### Stated problem
Repeat everything in the material exactly.

### Dataset
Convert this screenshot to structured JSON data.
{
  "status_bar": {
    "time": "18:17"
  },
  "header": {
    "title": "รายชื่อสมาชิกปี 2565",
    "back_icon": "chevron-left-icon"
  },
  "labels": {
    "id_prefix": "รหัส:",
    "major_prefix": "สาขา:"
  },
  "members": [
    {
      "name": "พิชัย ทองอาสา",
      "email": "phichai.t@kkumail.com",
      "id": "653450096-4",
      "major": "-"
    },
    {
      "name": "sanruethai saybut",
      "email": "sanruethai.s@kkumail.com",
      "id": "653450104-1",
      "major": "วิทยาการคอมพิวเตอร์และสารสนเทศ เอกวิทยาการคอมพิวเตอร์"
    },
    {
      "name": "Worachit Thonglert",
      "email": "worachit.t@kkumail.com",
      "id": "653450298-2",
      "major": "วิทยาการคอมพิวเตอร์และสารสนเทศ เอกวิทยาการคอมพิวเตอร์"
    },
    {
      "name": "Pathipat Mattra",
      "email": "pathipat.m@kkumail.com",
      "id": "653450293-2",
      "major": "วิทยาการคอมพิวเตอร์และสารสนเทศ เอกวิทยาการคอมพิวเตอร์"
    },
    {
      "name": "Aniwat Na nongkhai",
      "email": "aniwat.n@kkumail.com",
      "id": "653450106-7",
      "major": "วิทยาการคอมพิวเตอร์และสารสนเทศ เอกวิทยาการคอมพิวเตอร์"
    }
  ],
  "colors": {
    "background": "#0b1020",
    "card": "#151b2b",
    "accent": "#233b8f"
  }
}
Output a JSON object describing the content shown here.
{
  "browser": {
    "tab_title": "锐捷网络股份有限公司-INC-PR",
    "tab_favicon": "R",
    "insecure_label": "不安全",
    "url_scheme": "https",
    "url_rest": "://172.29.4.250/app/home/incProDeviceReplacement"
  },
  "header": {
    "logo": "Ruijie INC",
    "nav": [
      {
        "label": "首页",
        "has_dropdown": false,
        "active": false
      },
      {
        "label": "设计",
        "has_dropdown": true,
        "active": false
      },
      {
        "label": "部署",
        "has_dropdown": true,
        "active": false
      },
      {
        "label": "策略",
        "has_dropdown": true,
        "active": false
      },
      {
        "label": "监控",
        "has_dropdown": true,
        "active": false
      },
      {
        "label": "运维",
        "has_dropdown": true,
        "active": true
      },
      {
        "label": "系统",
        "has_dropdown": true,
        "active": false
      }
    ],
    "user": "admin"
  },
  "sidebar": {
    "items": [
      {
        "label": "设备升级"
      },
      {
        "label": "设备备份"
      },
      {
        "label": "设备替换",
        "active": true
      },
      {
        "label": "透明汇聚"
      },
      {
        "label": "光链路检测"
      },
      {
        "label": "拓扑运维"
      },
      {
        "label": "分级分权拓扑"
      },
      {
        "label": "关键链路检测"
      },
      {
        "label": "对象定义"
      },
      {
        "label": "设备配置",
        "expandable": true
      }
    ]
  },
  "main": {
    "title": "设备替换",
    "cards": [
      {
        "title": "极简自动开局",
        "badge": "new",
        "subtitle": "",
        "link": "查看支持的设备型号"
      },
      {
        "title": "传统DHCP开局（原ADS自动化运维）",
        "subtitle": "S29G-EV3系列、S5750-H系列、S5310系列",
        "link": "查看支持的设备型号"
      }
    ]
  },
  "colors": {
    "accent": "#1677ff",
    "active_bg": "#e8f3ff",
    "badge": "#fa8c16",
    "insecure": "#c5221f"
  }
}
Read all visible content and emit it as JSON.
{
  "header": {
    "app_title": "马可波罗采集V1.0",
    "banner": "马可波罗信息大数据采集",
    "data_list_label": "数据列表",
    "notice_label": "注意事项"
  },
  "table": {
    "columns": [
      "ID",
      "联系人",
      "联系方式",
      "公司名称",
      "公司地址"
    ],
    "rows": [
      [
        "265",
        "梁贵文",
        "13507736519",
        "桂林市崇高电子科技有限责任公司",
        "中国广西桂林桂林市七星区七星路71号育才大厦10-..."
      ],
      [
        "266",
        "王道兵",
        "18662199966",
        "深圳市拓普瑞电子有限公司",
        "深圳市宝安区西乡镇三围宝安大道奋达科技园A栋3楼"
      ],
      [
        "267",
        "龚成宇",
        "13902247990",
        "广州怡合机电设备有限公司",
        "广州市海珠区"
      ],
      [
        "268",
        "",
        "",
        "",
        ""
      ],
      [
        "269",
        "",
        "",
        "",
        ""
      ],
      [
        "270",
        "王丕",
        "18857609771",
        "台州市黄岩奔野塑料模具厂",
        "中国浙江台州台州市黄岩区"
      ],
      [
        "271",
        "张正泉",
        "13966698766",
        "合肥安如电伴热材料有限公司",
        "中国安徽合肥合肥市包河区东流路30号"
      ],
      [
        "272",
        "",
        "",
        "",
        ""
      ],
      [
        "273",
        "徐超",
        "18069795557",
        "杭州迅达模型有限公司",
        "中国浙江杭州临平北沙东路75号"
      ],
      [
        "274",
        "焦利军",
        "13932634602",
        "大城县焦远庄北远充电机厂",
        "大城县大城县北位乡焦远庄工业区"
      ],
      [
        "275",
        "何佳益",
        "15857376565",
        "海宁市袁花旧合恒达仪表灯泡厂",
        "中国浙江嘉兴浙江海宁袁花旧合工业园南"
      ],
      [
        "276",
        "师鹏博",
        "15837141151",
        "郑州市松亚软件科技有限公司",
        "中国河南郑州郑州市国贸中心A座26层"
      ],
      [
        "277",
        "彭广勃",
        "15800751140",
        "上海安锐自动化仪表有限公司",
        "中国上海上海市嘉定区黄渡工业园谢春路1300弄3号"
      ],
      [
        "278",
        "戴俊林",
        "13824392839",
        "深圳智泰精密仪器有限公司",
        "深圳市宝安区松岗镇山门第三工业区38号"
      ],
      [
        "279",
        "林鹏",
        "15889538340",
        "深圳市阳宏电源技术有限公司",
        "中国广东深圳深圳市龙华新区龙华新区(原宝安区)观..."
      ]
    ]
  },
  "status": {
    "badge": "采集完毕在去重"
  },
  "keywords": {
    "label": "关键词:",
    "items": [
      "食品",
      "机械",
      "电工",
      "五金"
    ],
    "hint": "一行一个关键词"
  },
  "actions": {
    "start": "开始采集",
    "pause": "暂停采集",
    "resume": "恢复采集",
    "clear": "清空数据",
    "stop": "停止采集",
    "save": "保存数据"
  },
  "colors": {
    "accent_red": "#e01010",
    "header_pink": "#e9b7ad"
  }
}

### Response to the exercise
Convert this screenshot to structured JSON data.
{
  "status_bar": {
    "time": "18:17"
  },
  "header": {
    "title": "รายชื่อสมาชิกปี 2565",
    "back_icon": "chevron-left-icon"
  },
  "labels": {
    "id_prefix": "รหัส:",
    "major_prefix": "สาขา:"
  },
  "members": [
    {
      "name": "พิชัย ทองอาสา",
      "email": "phichai.t@kkumail.com",
      "id": "653450096-4",
      "major": "-"
    },
    {
      "name": "sanruethai saybut",
      "email": "sanruethai.s@kkumail.com",
      "id": "653450104-1",
      "major": "วิทยาการคอมพิวเตอร์และสารสนเทศ เอกวิทยาการคอมพิวเตอร์"
    },
    {
      "name": "Worachit Thonglert",
      "email": "worachit.t@kkumail.com",
      "id": "653450298-2",
      "major": "วิทยาการคอมพิวเตอร์และสารสนเทศ เอกวิทยาการคอมพิวเตอร์"
    },
    {
      "name": "Pathipat Mattra",
      "email": "pathipat.m@kkumail.com",
      "id": "653450293-2",
      "major": "วิทยาการคอมพิวเตอร์และสารสนเทศ เอกวิทยาการคอมพิวเตอร์"
    },
    {
      "name": "Aniwat Na nongkhai",
      "email": "aniwat.n@kkumail.com",
      "id": "653450106-7",
      "major": "วิทยาการคอมพิวเตอร์และสารสนเทศ เอกวิทยาการคอมพิวเตอร์"
    }
  ],
  "colors": {
    "background": "#0b1020",
    "card": "#151b2b",
    "accent": "#233b8f"
  }
}
Output a JSON object describing the content shown here.
{
  "browser": {
    "tab_title": "锐捷网络股份有限公司-INC-PR",
    "tab_favicon": "R",
    "insecure_label": "不安全",
    "url_scheme": "https",
    "url_rest": "://172.29.4.250/app/home/incProDeviceReplacement"
  },
  "header": {
    "logo": "Ruijie INC",
    "nav": [
      {
        "label": "首页",
        "has_dropdown": false,
        "active": false
      },
      {
        "label": "设计",
        "has_dropdown": true,
        "active": false
      },
      {
        "label": "部署",
        "has_dropdown": true,
        "active": false
      },
      {
        "label": "策略",
        "has_dropdown": true,
        "active": false
      },
      {
        "label": "监控",
        "has_dropdown": true,
        "active": false
      },
      {
        "label": "运维",
        "has_dropdown": true,
        "active": true
      },
      {
        "label": "系统",
        "has_dropdown": true,
        "active": false
      }
    ],
    "user": "admin"
  },
  "sidebar": {
    "items": [
      {
        "label": "设备升级"
      },
      {
        "label": "设备备份"
      },
      {
        "label": "设备替换",
        "active": true
      },
      {
        "label": "透明汇聚"
      },
      {
        "label": "光链路检测"
      },
      {
        "label": "拓扑运维"
      },
      {
        "label": "分级分权拓扑"
      },
      {
        "label": "关键链路检测"
      },
      {
        "label": "对象定义"
      },
      {
        "label": "设备配置",
        "expandable": true
      }
    ]
  },
  "main": {
    "title": "设备替换",
    "cards": [
      {
        "title": "极简自动开局",
        "badge": "new",
        "subtitle": "",
        "link": "查看支持的设备型号"
      },
      {
        "title": "传统DHCP开局（原ADS自动化运维）",
        "subtitle": "S29G-EV3系列、S5750-H系列、S5310系列",
        "link": "查看支持的设备型号"
      }
    ]
  },
  "colors": {
    "accent": "#1677ff",
    "active_bg": "#e8f3ff",
    "badge": "#fa8c16",
    "insecure": "#c5221f"
  }
}
Read all visible content and emit it as JSON.
{
  "header": {
    "app_title": "马可波罗采集V1.0",
    "banner": "马可波罗信息大数据采集",
    "data_list_label": "数据列表",
    "notice_label": "注意事项"
  },
  "table": {
    "columns": [
      "ID",
      "联系人",
      "联系方式",
      "公司名称",
      "公司地址"
    ],
    "rows": [
      [
        "265",
        "梁贵文",
        "13507736519",
        "桂林市崇高电子科技有限责任公司",
        "中国广西桂林桂林市七星区七星路71号育才大厦10-..."
      ],
      [
        "266",
        "王道兵",
        "18662199966",
        "深圳市拓普瑞电子有限公司",
        "深圳市宝安区西乡镇三围宝安大道奋达科技园A栋3楼"
      ],
      [
        "267",
        "龚成宇",
        "13902247990",
        "广州怡合机电设备有限公司",
        "广州市海珠区"
      ],
      [
        "268",
        "",
        "",
        "",
        ""
      ],
      [
        "269",
        "",
        "",
        "",
        ""
      ],
      [
        "270",
        "王丕",
        "18857609771",
        "台州市黄岩奔野塑料模具厂",
        "中国浙江台州台州市黄岩区"
      ],
      [
        "271",
        "张正泉",
        "13966698766",
        "合肥安如电伴热材料有限公司",
        "中国安徽合肥合肥市包河区东流路30号"
      ],
      [
        "272",
        "",
        "",
        "",
        ""
      ],
      [
        "273",
        "徐超",
        "18069795557",
        "杭州迅达模型有限公司",
        "中国浙江杭州临平北沙东路75号"
      ],
      [
        "274",
        "焦利军",
        "13932634602",
        "大城县焦远庄北远充电机厂",
        "大城县大城县北位乡焦远庄工业区"
      ],
      [
        "275",
        "何佳益",
        "15857376565",
        "海宁市袁花旧合恒达仪表灯泡厂",
        "中国浙江嘉兴浙江海宁袁花旧合工业园南"
      ],
      [
        "276",
        "师鹏博",
        "15837141151",
        "郑州市松亚软件科技有限公司",
        "中国河南郑州郑州市国贸中心A座26层"
      ],
      [
        "277",
        "彭广勃",
        "15800751140",
        "上海安锐自动化仪表有限公司",
        "中国上海上海市嘉定区黄渡工业园谢春路1300弄3号"
      ],
      [
        "278",
        "戴俊林",
        "13824392839",
        "深圳智泰精密仪器有限公司",
        "深圳市宝安区松岗镇山门第三工业区38号"
      ],
      [
        "279",
        "林鹏",
        "15889538340",
        "深圳市阳宏电源技术有限公司",
        "中国广东深圳深圳市龙华新区龙华新区(原宝安区)观..."
      ]
    ]
  },
  "status": {
    "badge": "采集完毕在去重"
  },
  "keywords": {
    "label": "关键词:",
    "items": [
      "食品",
      "机械",
      "电工",
      "五金"
    ],
    "hint": "一行一个关键词"
  },
  "actions": {
    "start": "开始采集",
    "pause": "暂停采集",
    "resume": "恢复采集",
    "clear": "清空数据",
    "stop": "停止采集",
    "save": "保存数据"
  },
  "colors": {
    "accent_red": "#e01010",
    "header_pink": "#e9b7ad"
  }
}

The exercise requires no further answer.